## INSTRUCTIONS FOR THE TASK
Write out the listing in full, matching it word for word.

%%

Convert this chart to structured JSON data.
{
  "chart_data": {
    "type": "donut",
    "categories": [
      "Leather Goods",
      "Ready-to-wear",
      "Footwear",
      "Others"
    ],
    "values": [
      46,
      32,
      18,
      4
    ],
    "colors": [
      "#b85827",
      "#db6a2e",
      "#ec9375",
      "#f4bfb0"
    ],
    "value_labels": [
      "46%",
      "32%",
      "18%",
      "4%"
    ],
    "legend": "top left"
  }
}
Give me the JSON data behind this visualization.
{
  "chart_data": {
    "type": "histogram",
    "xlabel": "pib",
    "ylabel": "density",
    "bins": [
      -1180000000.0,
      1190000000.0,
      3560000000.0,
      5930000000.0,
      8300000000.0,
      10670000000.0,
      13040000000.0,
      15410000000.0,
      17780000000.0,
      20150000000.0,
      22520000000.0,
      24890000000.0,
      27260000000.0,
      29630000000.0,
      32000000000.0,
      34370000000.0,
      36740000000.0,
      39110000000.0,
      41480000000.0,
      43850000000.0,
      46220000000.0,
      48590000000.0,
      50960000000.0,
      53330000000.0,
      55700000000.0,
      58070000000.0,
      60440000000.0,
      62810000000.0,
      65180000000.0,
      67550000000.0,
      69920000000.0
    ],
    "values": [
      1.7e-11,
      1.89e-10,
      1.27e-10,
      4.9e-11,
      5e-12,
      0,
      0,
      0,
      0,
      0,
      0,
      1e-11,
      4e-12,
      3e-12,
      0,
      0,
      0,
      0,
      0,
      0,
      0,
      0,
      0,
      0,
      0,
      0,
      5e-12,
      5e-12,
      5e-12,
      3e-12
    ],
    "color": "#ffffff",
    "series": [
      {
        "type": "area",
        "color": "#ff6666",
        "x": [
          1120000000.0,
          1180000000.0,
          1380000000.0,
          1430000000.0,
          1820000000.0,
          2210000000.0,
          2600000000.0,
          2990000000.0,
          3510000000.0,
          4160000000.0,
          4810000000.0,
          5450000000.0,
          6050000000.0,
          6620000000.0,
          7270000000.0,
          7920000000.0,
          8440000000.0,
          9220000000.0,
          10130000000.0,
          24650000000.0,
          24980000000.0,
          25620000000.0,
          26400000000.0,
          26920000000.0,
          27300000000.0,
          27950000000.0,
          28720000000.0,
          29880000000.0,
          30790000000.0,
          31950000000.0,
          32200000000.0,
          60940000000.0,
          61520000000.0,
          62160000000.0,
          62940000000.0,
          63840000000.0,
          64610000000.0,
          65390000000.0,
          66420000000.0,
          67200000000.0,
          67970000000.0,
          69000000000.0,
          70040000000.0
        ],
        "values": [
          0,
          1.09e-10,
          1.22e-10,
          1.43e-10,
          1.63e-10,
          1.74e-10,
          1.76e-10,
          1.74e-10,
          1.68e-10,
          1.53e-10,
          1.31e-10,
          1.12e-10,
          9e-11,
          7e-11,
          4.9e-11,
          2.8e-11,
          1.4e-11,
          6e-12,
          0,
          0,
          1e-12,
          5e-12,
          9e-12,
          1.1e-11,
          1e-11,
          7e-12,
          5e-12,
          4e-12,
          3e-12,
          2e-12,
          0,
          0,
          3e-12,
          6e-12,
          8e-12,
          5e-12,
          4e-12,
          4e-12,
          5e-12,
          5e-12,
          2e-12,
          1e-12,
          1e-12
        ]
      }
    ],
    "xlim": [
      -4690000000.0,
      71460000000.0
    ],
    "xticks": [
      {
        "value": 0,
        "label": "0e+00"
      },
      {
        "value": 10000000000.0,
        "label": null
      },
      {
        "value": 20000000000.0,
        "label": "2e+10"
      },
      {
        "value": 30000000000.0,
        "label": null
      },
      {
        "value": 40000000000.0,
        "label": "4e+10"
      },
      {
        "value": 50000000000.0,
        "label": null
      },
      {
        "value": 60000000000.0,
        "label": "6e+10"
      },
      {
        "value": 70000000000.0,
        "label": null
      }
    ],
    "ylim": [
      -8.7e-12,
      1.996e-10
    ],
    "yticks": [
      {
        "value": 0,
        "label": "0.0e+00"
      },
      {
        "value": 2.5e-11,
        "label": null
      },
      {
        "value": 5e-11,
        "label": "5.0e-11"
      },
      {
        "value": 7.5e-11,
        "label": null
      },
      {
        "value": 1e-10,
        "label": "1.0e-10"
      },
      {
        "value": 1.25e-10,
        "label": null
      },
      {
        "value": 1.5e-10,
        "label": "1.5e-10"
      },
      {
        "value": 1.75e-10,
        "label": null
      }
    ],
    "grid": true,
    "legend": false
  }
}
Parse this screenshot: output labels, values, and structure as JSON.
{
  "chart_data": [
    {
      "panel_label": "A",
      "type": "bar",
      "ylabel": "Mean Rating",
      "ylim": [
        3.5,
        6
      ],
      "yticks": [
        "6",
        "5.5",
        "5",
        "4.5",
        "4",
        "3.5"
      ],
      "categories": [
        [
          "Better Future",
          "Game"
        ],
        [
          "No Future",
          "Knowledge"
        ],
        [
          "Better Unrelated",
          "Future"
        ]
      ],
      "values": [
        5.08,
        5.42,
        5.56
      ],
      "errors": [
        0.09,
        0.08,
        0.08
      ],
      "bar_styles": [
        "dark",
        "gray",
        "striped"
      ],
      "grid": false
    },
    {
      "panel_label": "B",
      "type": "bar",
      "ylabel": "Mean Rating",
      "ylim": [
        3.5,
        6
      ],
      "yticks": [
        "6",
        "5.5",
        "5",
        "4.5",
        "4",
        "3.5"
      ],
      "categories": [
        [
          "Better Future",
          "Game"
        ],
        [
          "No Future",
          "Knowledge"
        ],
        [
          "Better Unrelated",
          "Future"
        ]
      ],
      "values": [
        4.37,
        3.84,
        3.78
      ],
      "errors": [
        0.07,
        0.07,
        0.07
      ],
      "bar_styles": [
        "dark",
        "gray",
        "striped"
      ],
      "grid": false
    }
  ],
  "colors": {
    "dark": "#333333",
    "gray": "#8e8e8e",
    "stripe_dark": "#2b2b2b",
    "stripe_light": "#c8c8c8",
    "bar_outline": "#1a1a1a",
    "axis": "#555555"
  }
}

%%

## RESPONSE
Convert this chart to structured JSON data.
{
  "chart_data": {
    "type": "donut",
    "categories": [
      "Leather Goods",
      "Ready-to-wear",
      "Footwear",
      "Others"
    ],
    "values": [
      46,
      32,
      18,
      4
    ],
    "colors": [
      "#b85827",
      "#db6a2e",
      "#ec9375",
      "#f4bfb0"
    ],
    "value_labels": [
      "46%",
      "32%",
      "18%",
      "4%"
    ],
    "legend": "top left"
  }
}
Give me the JSON data behind this visualization.
{
  "chart_data": {
    "type": "histogram",
    "xlabel": "pib",
    "ylabel": "density",
    "bins": [
      -1180000000.0,
      1190000000.0,
      3560000000.0,
      5930000000.0,
      8300000000.0,
      10670000000.0,
      13040000000.0,
      15410000000.0,
      17780000000.0,
      20150000000.0,
      22520000000.0,
      24890000000.0,
      27260000000.0,
      29630000000.0,
      32000000000.0,
      34370000000.0,
      36740000000.0,
      39110000000.0,
      41480000000.0,
      43850000000.0,
      46220000000.0,
      48590000000.0,
      50960000000.0,
      53330000000.0,
      55700000000.0,
      58070000000.0,
      60440000000.0,
      62810000000.0,
      65180000000.0,
      67550000000.0,
      69920000000.0
    ],
    "values": [
      1.7e-11,
      1.89e-10,
      1.27e-10,
      4.9e-11,
      5e-12,
      0,
      0,
      0,
      0,
      0,
      0,
      1e-11,
      4e-12,
      3e-12,
      0,
      0,
      0,
      0,
      0,
      0,
      0,
      0,
      0,
      0,
      0,
      0,
      5e-12,
      5e-12,
      5e-12,
      3e-12
    ],
    "color": "#ffffff",
    "series": [
      {
        "type": "area",
        "color": "#ff6666",
        "x": [
          1120000000.0,
          1180000000.0,
          1380000000.0,
          1430000000.0,
          1820000000.0,
          2210000000.0,
          2600000000.0,
          2990000000.0,
          3510000000.0,
          4160000000.0,
          4810000000.0,
          5450000000.0,
          6050000000.0,
          6620000000.0,
          7270000000.0,
          7920000000.0,
          8440000000.0,
          9220000000.0,
          10130000000.0,
          24650000000.0,
          24980000000.0,
          25620000000.0,
          26400000000.0,
          26920000000.0,
          27300000000.0,
          27950000000.0,
          28720000000.0,
          29880000000.0,
          30790000000.0,
          31950000000.0,
          32200000000.0,
          60940000000.0,
          61520000000.0,
          62160000000.0,
          62940000000.0,
          63840000000.0,
          64610000000.0,
          65390000000.0,
          66420000000.0,
          67200000000.0,
          67970000000.0,
          69000000000.0,
          70040000000.0
        ],
        "values": [
          0,
          1.09e-10,
          1.22e-10,
          1.43e-10,
          1.63e-10,
          1.74e-10,
          1.76e-10,
          1.74e-10,
          1.68e-10,
          1.53e-10,
          1.31e-10,
          1.12e-10,
          9e-11,
          7e-11,
          4.9e-11,
          2.8e-11,
          1.4e-11,
          6e-12,
          0,
          0,
          1e-12,
          5e-12,
          9e-12,
          1.1e-11,
          1e-11,
          7e-12,
          5e-12,
          4e-12,
          3e-12,
          2e-12,
          0,
          0,
          3e-12,
          6e-12,
          8e-12,
          5e-12,
          4e-12,
          4e-12,
          5e-12,
          5e-12,
          2e-12,
          1e-12,
          1e-12
        ]
      }
    ],
    "xlim": [
      -4690000000.0,
      71460000000.0
    ],
    "xticks": [
      {
        "value": 0,
        "label": "0e+00"
      },
      {
        "value": 10000000000.0,
        "label": null
      },
      {
        "value": 20000000000.0,
        "label": "2e+10"
      },
      {
        "value": 30000000000.0,
        "label": null
      },
      {
        "value": 40000000000.0,
        "label": "4e+10"
      },
      {
        "value": 50000000000.0,
        "label": null
      },
      {
        "value": 60000000000.0,
        "label": "6e+10"
      },
      {
        "value": 70000000000.0,
        "label": null
      }
    ],
    "ylim": [
      -8.7e-12,
      1.996e-10
    ],
    "yticks": [
      {
        "value": 0,
        "label": "0.0e+00"
      },
      {
        "value": 2.5e-11,
        "label": null
      },
      {
        "value": 5e-11,
        "label": "5.0e-11"
      },
      {
        "value": 7.5e-11,
        "label": null
      },
      {
        "value": 1e-10,
        "label": "1.0e-10"
      },
      {
        "value": 1.25e-10,
        "label": null
      },
      {
        "value": 1.5e-10,
        "label": "1.5e-10"
      },
      {
        "value": 1.75e-10,
        "label": null
      }
    ],
    "grid": true,
    "legend": false
  }
}
Parse this screenshot: output labels, values, and structure as JSON.
{
  "chart_data": [
    {
      "panel_label": "A",
      "type": "bar",
      "ylabel": "Mean Rating",
      "ylim": [
        3.5,
        6
      ],
      "yticks": [
        "6",
        "5.5",
        "5",
        "4.5",
        "4",
        "3.5"
      ],
      "categories": [
        [
          "Better Future",
          "Game"
        ],
        [
          "No Future",
          "Knowledge"
        ],
        [
          "Better Unrelated",
          "Future"
        ]
      ],
      "values": [
        5.08,
        5.42,
        5.56
      ],
      "errors": [
        0.09,
        0.08,
        0.08
      ],
      "bar_styles": [
        "dark",
        "gray",
        "striped"
      ],
      "grid": false
    },
    {
      "panel_label": "B",
      "type": "bar",
      "ylabel": "Mean Rating",
      "ylim": [
        3.5,
        6
      ],
      "yticks": [
        "6",
        "5.5",
        "5",
        "4.5",
        "4",
        "3.5"
      ],
      "categories": [
        [
          "Better Future",
          "Game"
        ],
        [
          "No Future",
          "Knowledge"
        ],
        [
          "Better Unrelated",
          "Future"
        ]
      ],
      "values": [
        4.37,
        3.84,
        3.78
      ],
      "errors": [
        0.07,
        0.07,
        0.07
      ],
      "bar_styles": [
        "dark",
        "gray",
        "striped"
      ],
      "grid": false
    }
  ],
  "colors": {
    "dark": "#333333",
    "gray": "#8e8e8e",
    "stripe_dark": "#2b2b2b",
    "stripe_light": "#c8c8c8",
    "bar_outline": "#1a1a1a",
    "axis": "#555555"
  }
}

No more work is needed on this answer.